## Challenges
[1] In the passage on forecasting US gasoline output, which SageMaker algorithm would be used if there were multiple related time-series?
[2] Carry on writing the passage on forecasting US gasoline output, starting right after its last sentence.

-- Begin Excerpted passage --

Properly modeling time-series data takes a great deal of care. What’s the right level of aggregation to model at? Too granular and the signal gets lost in the noise, too aggregate and important variation is missed. Also, what is the right cyclicality? Daily, weekly, monthly? Are there holiday peaks? How should we weight recent versus overall trends?

Linear regression with appropriate controls for trend, seasonality, and recent behavior, remains a common method for forecasting stable time-series with reasonable volatility. This notebook will build a linear model to forecast weekly output for US gasoline products starting in 1991 to 2005. It will focus almost exclusively on the application. For a more in-depth treatment on forecasting in general, see Forecasting: Principles & Practice. In addition, because our dataset is a single time-series, we’ll stick with SageMaker’s Linear Learner algorithm. If we had multiple, related time-series, we would use SageMaker’s DeepAR algorithm, which is specifically designed for forecasting. See the DeepAR Notebook for more detail.

-- End Excerpted passage --
-- Begin Supplied material --

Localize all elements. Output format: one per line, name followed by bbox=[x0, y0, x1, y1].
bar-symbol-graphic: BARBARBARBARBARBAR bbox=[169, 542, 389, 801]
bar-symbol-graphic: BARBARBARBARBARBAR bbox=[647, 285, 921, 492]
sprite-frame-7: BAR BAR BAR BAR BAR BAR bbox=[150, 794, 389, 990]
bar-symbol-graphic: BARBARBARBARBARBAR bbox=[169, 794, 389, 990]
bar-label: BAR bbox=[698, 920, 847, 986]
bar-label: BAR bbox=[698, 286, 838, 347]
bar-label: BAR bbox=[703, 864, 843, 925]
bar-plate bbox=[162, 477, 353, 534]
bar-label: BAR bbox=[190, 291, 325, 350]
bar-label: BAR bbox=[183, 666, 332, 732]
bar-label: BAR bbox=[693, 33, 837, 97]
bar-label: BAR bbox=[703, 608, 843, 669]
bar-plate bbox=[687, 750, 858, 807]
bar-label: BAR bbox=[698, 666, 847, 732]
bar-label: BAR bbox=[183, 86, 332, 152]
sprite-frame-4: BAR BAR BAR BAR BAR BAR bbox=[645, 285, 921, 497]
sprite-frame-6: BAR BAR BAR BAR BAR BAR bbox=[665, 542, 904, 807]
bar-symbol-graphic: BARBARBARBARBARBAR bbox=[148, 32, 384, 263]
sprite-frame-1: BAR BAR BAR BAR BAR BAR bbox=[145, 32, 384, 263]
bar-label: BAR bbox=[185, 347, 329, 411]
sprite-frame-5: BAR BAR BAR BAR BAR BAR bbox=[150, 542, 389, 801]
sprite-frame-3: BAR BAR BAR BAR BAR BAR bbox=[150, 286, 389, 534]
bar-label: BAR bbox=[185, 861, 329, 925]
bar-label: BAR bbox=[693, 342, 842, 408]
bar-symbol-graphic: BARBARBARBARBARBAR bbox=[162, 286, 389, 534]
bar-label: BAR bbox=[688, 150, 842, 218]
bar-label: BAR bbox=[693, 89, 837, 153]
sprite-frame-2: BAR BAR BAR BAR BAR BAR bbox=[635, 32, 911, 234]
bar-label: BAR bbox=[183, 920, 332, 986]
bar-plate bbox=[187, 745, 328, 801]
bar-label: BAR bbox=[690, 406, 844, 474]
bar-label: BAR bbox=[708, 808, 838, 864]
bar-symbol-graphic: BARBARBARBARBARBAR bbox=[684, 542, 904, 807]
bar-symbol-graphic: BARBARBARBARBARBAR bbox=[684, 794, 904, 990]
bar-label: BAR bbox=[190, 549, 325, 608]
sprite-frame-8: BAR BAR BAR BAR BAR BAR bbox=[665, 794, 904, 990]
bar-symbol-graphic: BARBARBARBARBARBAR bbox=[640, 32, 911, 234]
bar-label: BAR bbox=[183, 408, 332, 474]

-- End Supplied material --

## Results of the exercise
[1] SageMaker's DeepAR algorithm.

[2]
Time: 6:24:13

S3 Setup

Let’s start by specifying:

  • The S3 bucket and prefix that you want to use for training and model data. This should be within the same region as the Notebook Instance, training, and hosting.
  • The IAM role arn used to give training and hosting access to your data. See the documentation for how to create these. Note, if more than one role is required for notebook instances, training, and/or hosting, please replace the boto regexp with a the appropriate full IAM role arn string(s).

I set up a simple s3 bucket like this: 20180520-sage-test-v1-tm

Import the Python libraries.

Got distracted and played with all of the functions.  Time 6:38:07.


Let’s download the data. More information about this dataset can be found here.

You can run some simple plots using Matlab and Pandas.

Sage time series gas plots


Transform Data To Predictive Model

Next we’ll transform the dataset to make it look a bit more like a standard prediction model.

This stage doesn’t look immediately clear. If you were to just click through the buttons, it takes a few seconds. If you want to read through these stages, it will take you a lot longer. In the end, you should have the following files stored on S3.

Note, you can’t review the content from these using a text editor. The data is stored in binary.

Time: 7:02:43

I normally don’t use a lot of notebooks. As a result, this took a little longer because I ran into some problems.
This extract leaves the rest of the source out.